- WHAT NEEDS TO BE DONE: Exclude the pictures and reproduce the remaining data exactly as written.

— START —

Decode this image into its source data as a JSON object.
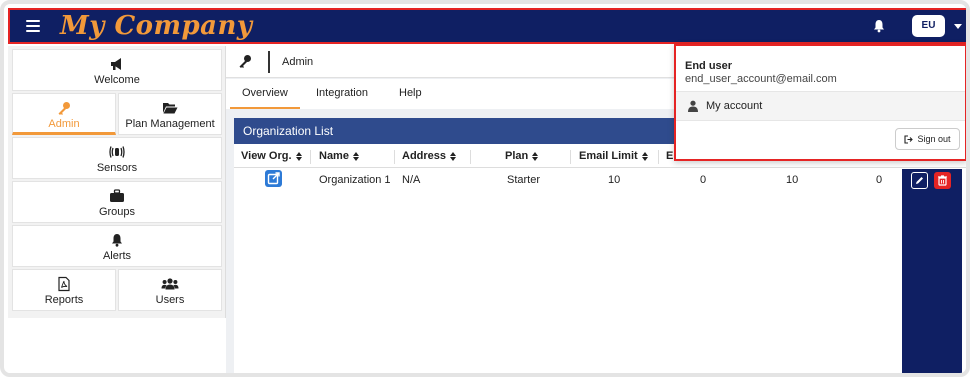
{
  "app": {
    "brand": "My Company"
  },
  "topbar": {
    "user_initials": "EU"
  },
  "sidebar": {
    "items": [
      {
        "label": "Welcome",
        "icon": "megaphone-icon"
      },
      {
        "label": "Admin",
        "icon": "key-icon",
        "active": true
      },
      {
        "label": "Plan Management",
        "icon": "folder-open-icon"
      },
      {
        "label": "Sensors",
        "icon": "sensor-icon"
      },
      {
        "label": "Groups",
        "icon": "briefcase-icon"
      },
      {
        "label": "Alerts",
        "icon": "bell-icon"
      },
      {
        "label": "Reports",
        "icon": "pdf-file-icon"
      },
      {
        "label": "Users",
        "icon": "users-icon"
      }
    ]
  },
  "breadcrumb": {
    "label": "Admin"
  },
  "tabs": [
    {
      "label": "Overview",
      "active": true
    },
    {
      "label": "Integration"
    },
    {
      "label": "Help"
    }
  ],
  "panel": {
    "title": "Organization List"
  },
  "table": {
    "headers": [
      "View Org.",
      "Name",
      "Address",
      "Plan",
      "Email Limit",
      "E"
    ],
    "rows": [
      {
        "name": "Organization 1",
        "address": "N/A",
        "plan": "Starter",
        "email_limit": "10",
        "c6": "0",
        "c7": "10",
        "c8": "0"
      }
    ]
  },
  "dropdown": {
    "user_name": "End user",
    "user_email": "end_user_account@email.com",
    "my_account": "My account",
    "sign_out": "Sign out"
  },
  "colors": {
    "navy": "#0f1f63",
    "accent": "#f2993a",
    "panel_header": "#2f4b8d",
    "danger": "#e52424",
    "highlight_border": "#e52424"
  }
}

— END —

- COMPLETED TASK:
Decode this image into its source data as a JSON object.
{
  "app": {
    "brand": "My Company"
  },
  "topbar": {
    "user_initials": "EU"
  },
  "sidebar": {
    "items": [
      {
        "label": "Welcome",
        "icon": "megaphone-icon"
      },
      {
        "label": "Admin",
        "icon": "key-icon",
        "active": true
      },
      {
        "label": "Plan Management",
        "icon": "folder-open-icon"
      },
      {
        "label": "Sensors",
        "icon": "sensor-icon"
      },
      {
        "label": "Groups",
        "icon": "briefcase-icon"
      },
      {
        "label": "Alerts",
        "icon": "bell-icon"
      },
      {
        "label": "Reports",
        "icon": "pdf-file-icon"
      },
      {
        "label": "Users",
        "icon": "users-icon"
      }
    ]
  },
  "breadcrumb": {
    "label": "Admin"
  },
  "tabs": [
    {
      "label": "Overview",
      "active": true
    },
    {
      "label": "Integration"
    },
    {
      "label": "Help"
    }
  ],
  "panel": {
    "title": "Organization List"
  },
  "table": {
    "headers": [
      "View Org.",
      "Name",
      "Address",
      "Plan",
      "Email Limit",
      "E"
    ],
    "rows": [
      {
        "name": "Organization 1",
        "address": "N/A",
        "plan": "Starter",
        "email_limit": "10",
        "c6": "0",
        "c7": "10",
        "c8": "0"
      }
    ]
  },
  "dropdown": {
    "user_name": "End user",
    "user_email": "end_user_account@email.com",
    "my_account": "My account",
    "sign_out": "Sign out"
  },
  "colors": {
    "navy": "#0f1f63",
    "accent": "#f2993a",
    "panel_header": "#2f4b8d",
    "danger": "#e52424",
    "highlight_border": "#e52424"
  }
}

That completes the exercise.